Pick out the lines in the listing below that contain the word "Daha" and copy them.

Items>
━━━

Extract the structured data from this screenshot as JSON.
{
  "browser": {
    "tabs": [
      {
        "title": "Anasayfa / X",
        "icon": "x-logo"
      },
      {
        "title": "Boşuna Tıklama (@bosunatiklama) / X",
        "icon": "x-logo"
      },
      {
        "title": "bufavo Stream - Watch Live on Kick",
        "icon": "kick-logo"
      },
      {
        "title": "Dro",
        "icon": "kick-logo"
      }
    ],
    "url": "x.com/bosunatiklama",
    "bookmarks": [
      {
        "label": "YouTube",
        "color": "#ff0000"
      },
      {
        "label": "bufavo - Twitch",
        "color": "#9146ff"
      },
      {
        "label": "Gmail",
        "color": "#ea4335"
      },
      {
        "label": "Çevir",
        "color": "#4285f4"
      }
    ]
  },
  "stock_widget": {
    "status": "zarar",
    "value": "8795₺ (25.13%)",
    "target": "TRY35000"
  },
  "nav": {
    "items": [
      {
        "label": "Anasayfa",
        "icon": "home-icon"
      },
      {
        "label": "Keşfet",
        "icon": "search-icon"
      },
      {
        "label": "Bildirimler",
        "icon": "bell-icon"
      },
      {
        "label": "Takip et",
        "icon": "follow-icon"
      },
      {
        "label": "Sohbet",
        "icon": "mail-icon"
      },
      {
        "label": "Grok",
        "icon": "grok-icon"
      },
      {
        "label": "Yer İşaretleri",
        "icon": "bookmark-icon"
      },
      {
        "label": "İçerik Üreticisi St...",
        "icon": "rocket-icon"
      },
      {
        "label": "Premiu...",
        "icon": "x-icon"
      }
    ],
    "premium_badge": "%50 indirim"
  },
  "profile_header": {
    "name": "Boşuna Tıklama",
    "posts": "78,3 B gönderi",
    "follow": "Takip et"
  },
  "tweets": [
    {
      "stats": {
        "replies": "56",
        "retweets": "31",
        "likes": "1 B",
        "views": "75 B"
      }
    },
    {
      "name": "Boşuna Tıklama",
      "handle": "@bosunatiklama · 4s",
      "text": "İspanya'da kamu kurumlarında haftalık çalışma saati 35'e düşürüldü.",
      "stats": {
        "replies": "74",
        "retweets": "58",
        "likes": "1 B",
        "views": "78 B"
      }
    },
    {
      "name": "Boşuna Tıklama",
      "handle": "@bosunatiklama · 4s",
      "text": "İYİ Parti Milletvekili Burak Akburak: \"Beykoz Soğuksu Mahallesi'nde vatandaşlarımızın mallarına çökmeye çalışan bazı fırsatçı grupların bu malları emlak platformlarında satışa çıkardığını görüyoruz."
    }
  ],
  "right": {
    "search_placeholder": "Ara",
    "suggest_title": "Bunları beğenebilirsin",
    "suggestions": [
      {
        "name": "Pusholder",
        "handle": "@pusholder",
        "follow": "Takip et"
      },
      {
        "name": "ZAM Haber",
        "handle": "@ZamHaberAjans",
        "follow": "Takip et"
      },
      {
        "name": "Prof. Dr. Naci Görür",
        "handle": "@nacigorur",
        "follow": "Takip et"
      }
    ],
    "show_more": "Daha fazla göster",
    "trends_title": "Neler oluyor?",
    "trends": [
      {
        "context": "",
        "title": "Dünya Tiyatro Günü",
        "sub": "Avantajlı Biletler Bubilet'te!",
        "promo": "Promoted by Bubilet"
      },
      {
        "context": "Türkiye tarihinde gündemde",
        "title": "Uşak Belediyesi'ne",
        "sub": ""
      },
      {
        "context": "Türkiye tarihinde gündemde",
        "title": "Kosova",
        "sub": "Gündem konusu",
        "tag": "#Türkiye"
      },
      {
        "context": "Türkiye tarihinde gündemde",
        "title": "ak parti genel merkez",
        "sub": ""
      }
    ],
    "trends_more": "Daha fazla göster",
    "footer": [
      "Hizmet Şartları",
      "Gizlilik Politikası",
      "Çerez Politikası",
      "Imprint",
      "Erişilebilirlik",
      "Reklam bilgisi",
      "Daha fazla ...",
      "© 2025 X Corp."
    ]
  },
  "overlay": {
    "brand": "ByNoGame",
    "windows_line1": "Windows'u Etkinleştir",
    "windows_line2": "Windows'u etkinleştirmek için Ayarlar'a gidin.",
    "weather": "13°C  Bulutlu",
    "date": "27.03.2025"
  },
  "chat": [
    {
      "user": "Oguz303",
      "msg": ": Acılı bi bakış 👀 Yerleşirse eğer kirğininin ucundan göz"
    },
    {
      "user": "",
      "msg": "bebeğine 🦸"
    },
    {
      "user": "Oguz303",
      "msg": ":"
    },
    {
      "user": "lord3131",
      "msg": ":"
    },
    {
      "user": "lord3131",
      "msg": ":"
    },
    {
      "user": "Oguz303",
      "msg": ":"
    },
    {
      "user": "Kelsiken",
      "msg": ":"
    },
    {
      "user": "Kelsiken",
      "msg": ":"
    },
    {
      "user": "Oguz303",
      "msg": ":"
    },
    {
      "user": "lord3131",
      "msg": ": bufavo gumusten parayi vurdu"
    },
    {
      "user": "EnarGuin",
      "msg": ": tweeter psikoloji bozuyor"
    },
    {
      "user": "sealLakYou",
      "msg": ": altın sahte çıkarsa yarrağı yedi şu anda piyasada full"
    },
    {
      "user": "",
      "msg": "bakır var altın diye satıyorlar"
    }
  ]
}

━━━

Right answer>
    "show_more": "Daha fazla göster",
    "trends_more": "Daha fazla göster",
      "Daha fazla ...",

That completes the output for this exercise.